* _Dataset entries_:

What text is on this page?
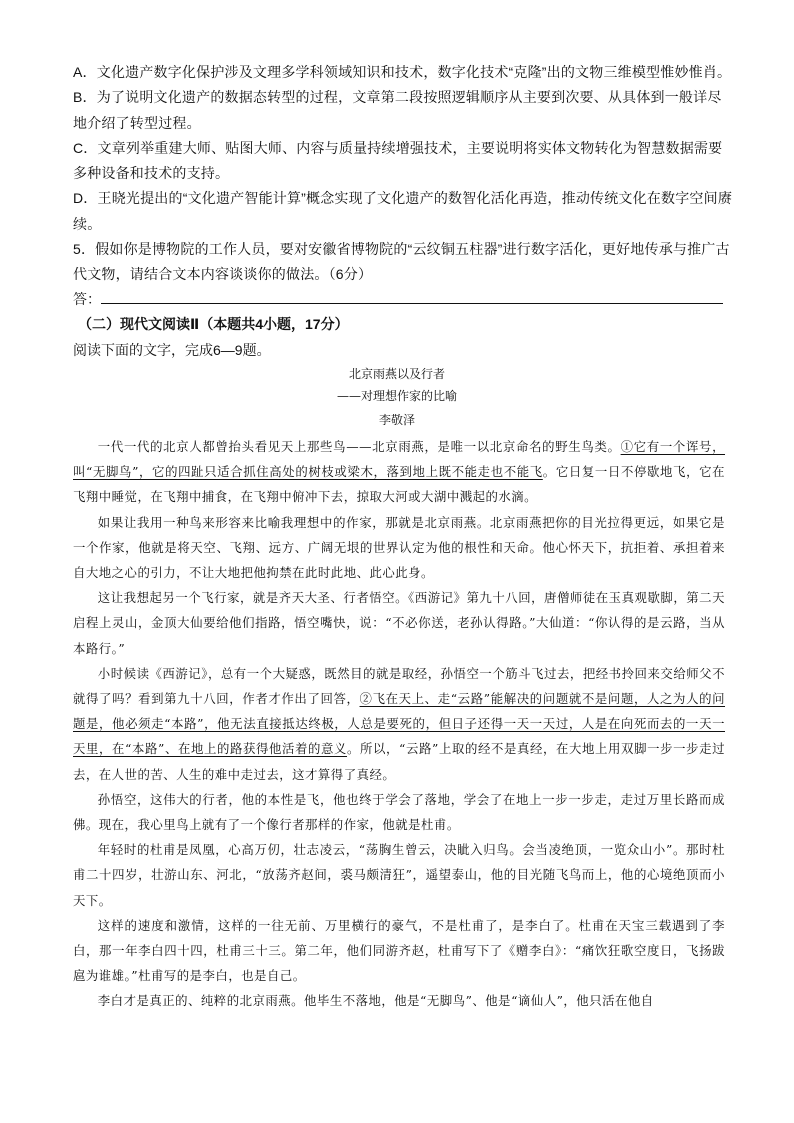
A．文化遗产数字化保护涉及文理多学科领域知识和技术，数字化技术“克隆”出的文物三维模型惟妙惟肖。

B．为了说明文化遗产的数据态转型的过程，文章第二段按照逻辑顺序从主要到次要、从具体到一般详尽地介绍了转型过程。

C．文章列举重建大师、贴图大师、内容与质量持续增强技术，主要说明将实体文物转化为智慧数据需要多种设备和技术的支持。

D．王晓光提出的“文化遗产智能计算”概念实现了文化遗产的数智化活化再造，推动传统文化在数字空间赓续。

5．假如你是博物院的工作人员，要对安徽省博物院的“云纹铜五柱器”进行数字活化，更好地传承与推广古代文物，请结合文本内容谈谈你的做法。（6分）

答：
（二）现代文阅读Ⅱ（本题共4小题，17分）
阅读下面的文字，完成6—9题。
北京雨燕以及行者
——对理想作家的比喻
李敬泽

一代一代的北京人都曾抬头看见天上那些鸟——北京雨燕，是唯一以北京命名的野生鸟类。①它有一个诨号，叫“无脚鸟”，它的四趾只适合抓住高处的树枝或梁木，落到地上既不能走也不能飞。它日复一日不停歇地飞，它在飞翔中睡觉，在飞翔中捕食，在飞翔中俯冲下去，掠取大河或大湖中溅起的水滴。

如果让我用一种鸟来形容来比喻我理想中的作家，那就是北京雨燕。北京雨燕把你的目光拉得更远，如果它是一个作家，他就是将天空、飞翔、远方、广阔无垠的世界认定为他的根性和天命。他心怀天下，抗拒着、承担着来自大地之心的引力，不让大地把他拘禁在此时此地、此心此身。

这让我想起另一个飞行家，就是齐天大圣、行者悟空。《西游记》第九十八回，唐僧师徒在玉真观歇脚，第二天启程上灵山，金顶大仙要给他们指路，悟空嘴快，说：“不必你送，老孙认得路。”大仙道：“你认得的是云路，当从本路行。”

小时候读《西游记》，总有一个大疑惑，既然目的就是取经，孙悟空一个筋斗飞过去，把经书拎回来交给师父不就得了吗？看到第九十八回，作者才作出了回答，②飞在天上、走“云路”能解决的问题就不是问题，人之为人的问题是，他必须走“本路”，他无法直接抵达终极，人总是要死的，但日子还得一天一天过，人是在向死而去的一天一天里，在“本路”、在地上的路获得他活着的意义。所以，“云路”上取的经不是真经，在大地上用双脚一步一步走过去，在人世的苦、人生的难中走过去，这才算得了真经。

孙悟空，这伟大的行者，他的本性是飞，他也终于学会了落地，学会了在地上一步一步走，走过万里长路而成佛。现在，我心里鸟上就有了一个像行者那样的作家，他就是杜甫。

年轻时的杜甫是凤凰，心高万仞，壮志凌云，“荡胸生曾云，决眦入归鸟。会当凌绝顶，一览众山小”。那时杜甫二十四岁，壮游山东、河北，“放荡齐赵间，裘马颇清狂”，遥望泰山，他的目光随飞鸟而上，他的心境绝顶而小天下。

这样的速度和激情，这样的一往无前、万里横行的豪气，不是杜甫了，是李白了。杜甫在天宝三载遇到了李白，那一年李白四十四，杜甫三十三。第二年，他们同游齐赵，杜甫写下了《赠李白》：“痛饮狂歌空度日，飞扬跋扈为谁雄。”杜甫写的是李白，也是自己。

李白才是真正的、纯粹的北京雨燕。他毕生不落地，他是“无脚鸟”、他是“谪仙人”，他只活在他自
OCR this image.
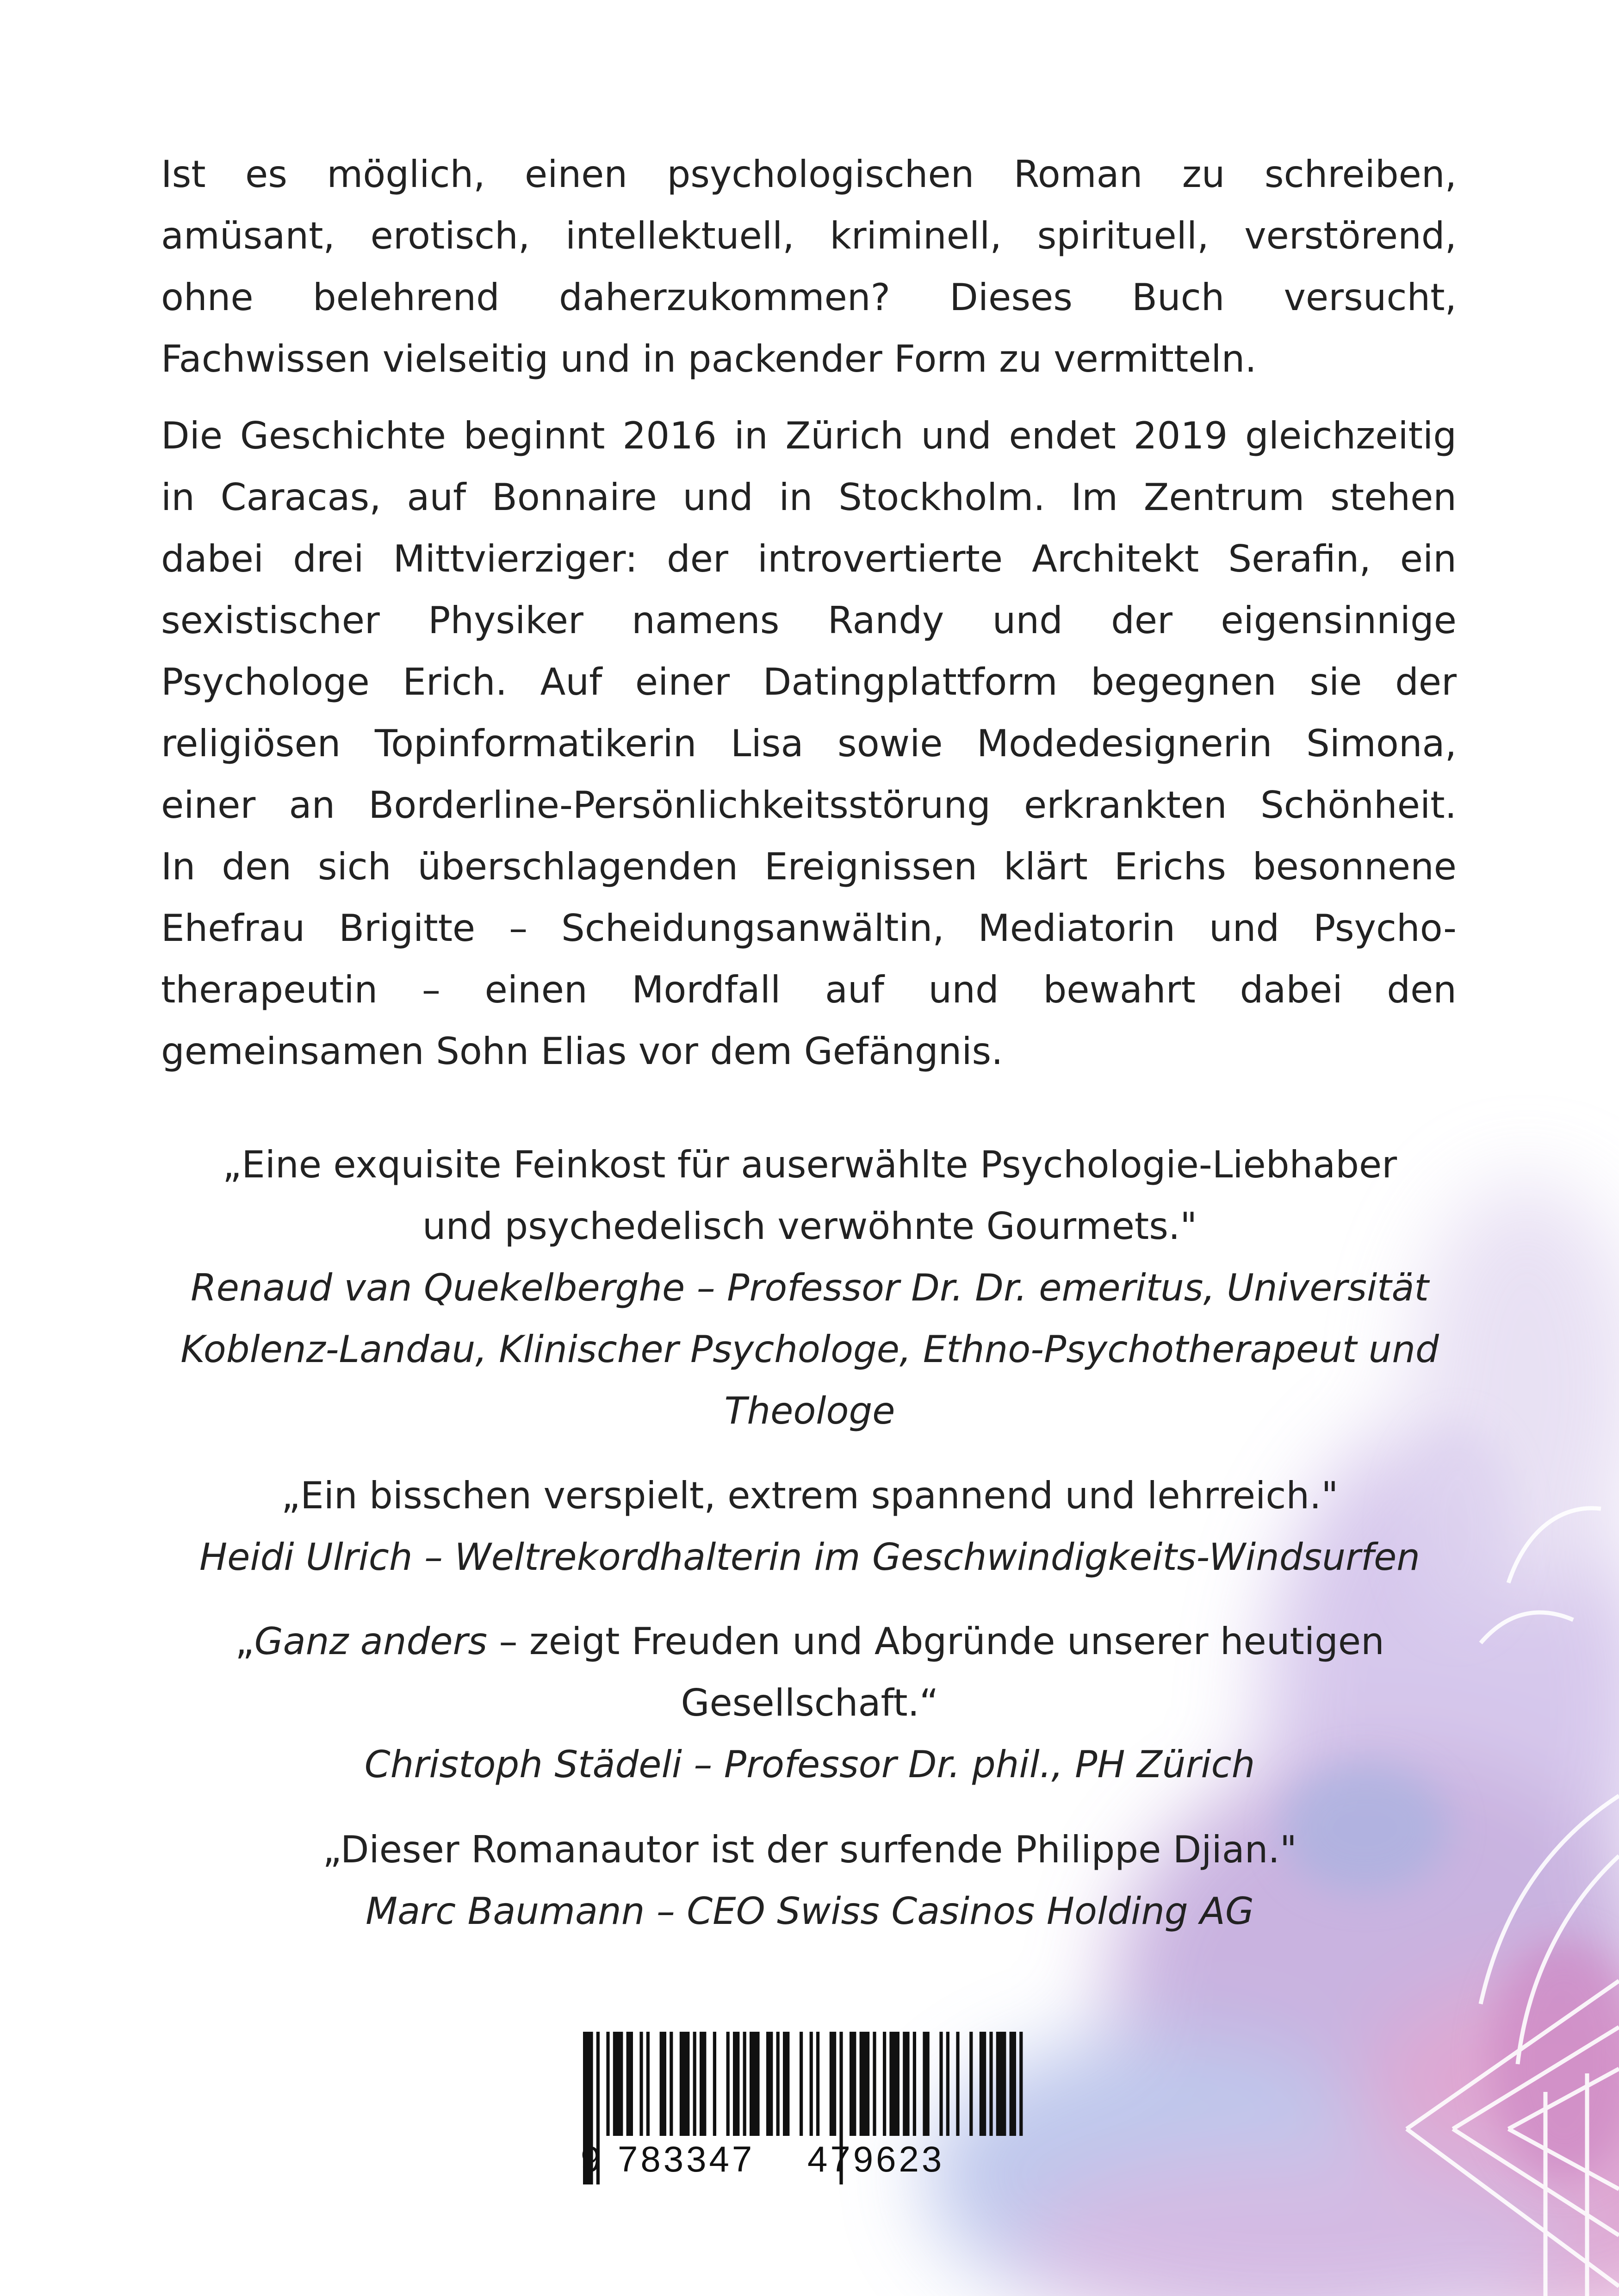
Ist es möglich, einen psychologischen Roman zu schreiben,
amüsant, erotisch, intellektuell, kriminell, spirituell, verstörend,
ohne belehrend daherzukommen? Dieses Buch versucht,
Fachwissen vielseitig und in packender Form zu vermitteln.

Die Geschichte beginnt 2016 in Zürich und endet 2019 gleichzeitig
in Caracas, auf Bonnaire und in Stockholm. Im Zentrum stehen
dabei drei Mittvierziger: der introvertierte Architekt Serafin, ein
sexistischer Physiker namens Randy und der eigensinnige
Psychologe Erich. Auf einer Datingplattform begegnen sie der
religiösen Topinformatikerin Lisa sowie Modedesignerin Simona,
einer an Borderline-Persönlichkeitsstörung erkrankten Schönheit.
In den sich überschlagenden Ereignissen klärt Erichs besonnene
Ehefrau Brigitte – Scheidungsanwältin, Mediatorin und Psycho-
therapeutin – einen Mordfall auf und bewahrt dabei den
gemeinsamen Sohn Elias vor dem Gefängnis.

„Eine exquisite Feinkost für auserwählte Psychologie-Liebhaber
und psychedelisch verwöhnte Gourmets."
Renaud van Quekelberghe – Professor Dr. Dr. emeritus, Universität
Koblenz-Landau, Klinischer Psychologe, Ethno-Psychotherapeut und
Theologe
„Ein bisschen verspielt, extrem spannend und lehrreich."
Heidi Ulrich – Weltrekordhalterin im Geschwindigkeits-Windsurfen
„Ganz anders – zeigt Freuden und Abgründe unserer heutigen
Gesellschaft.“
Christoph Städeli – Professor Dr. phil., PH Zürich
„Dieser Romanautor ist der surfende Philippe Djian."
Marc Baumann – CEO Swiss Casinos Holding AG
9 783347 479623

* _DO THIS_:
Write out again every line above exactly as given; the pictures do not belong in the copy.

* _FINISHED EXERCISE_:
What text is on this page?
A．文化遗产数字化保护涉及文理多学科领域知识和技术，数字化技术“克隆”出的文物三维模型惟妙惟肖。

B．为了说明文化遗产的数据态转型的过程，文章第二段按照逻辑顺序从主要到次要、从具体到一般详尽地介绍了转型过程。

C．文章列举重建大师、贴图大师、内容与质量持续增强技术，主要说明将实体文物转化为智慧数据需要多种设备和技术的支持。

D．王晓光提出的“文化遗产智能计算”概念实现了文化遗产的数智化活化再造，推动传统文化在数字空间赓续。

5．假如你是博物院的工作人员，要对安徽省博物院的“云纹铜五柱器”进行数字活化，更好地传承与推广古代文物，请结合文本内容谈谈你的做法。（6分）

答：
（二）现代文阅读Ⅱ（本题共4小题，17分）
阅读下面的文字，完成6—9题。
北京雨燕以及行者
——对理想作家的比喻
李敬泽

一代一代的北京人都曾抬头看见天上那些鸟——北京雨燕，是唯一以北京命名的野生鸟类。①它有一个诨号，叫“无脚鸟”，它的四趾只适合抓住高处的树枝或梁木，落到地上既不能走也不能飞。它日复一日不停歇地飞，它在飞翔中睡觉，在飞翔中捕食，在飞翔中俯冲下去，掠取大河或大湖中溅起的水滴。

如果让我用一种鸟来形容来比喻我理想中的作家，那就是北京雨燕。北京雨燕把你的目光拉得更远，如果它是一个作家，他就是将天空、飞翔、远方、广阔无垠的世界认定为他的根性和天命。他心怀天下，抗拒着、承担着来自大地之心的引力，不让大地把他拘禁在此时此地、此心此身。

这让我想起另一个飞行家，就是齐天大圣、行者悟空。《西游记》第九十八回，唐僧师徒在玉真观歇脚，第二天启程上灵山，金顶大仙要给他们指路，悟空嘴快，说：“不必你送，老孙认得路。”大仙道：“你认得的是云路，当从本路行。”

小时候读《西游记》，总有一个大疑惑，既然目的就是取经，孙悟空一个筋斗飞过去，把经书拎回来交给师父不就得了吗？看到第九十八回，作者才作出了回答，②飞在天上、走“云路”能解决的问题就不是问题，人之为人的问题是，他必须走“本路”，他无法直接抵达终极，人总是要死的，但日子还得一天一天过，人是在向死而去的一天一天里，在“本路”、在地上的路获得他活着的意义。所以，“云路”上取的经不是真经，在大地上用双脚一步一步走过去，在人世的苦、人生的难中走过去，这才算得了真经。

孙悟空，这伟大的行者，他的本性是飞，他也终于学会了落地，学会了在地上一步一步走，走过万里长路而成佛。现在，我心里鸟上就有了一个像行者那样的作家，他就是杜甫。

年轻时的杜甫是凤凰，心高万仞，壮志凌云，“荡胸生曾云，决眦入归鸟。会当凌绝顶，一览众山小”。那时杜甫二十四岁，壮游山东、河北，“放荡齐赵间，裘马颇清狂”，遥望泰山，他的目光随飞鸟而上，他的心境绝顶而小天下。

这样的速度和激情，这样的一往无前、万里横行的豪气，不是杜甫了，是李白了。杜甫在天宝三载遇到了李白，那一年李白四十四，杜甫三十三。第二年，他们同游齐赵，杜甫写下了《赠李白》：“痛饮狂歌空度日，飞扬跋扈为谁雄。”杜甫写的是李白，也是自己。

李白才是真正的、纯粹的北京雨燕。他毕生不落地，他是“无脚鸟”、他是“谪仙人”，他只活在他自
OCR this image.
Ist es möglich, einen psychologischen Roman zu schreiben,
amüsant, erotisch, intellektuell, kriminell, spirituell, verstörend,
ohne belehrend daherzukommen? Dieses Buch versucht,
Fachwissen vielseitig und in packender Form zu vermitteln.

Die Geschichte beginnt 2016 in Zürich und endet 2019 gleichzeitig
in Caracas, auf Bonnaire und in Stockholm. Im Zentrum stehen
dabei drei Mittvierziger: der introvertierte Architekt Serafin, ein
sexistischer Physiker namens Randy und der eigensinnige
Psychologe Erich. Auf einer Datingplattform begegnen sie der
religiösen Topinformatikerin Lisa sowie Modedesignerin Simona,
einer an Borderline-Persönlichkeitsstörung erkrankten Schönheit.
In den sich überschlagenden Ereignissen klärt Erichs besonnene
Ehefrau Brigitte – Scheidungsanwältin, Mediatorin und Psycho-
therapeutin – einen Mordfall auf und bewahrt dabei den
gemeinsamen Sohn Elias vor dem Gefängnis.

„Eine exquisite Feinkost für auserwählte Psychologie-Liebhaber
und psychedelisch verwöhnte Gourmets."
Renaud van Quekelberghe – Professor Dr. Dr. emeritus, Universität
Koblenz-Landau, Klinischer Psychologe, Ethno-Psychotherapeut und
Theologe
„Ein bisschen verspielt, extrem spannend und lehrreich."
Heidi Ulrich – Weltrekordhalterin im Geschwindigkeits-Windsurfen
„Ganz anders – zeigt Freuden und Abgründe unserer heutigen
Gesellschaft.“
Christoph Städeli – Professor Dr. phil., PH Zürich
„Dieser Romanautor ist der surfende Philippe Djian."
Marc Baumann – CEO Swiss Casinos Holding AG
9 783347 479623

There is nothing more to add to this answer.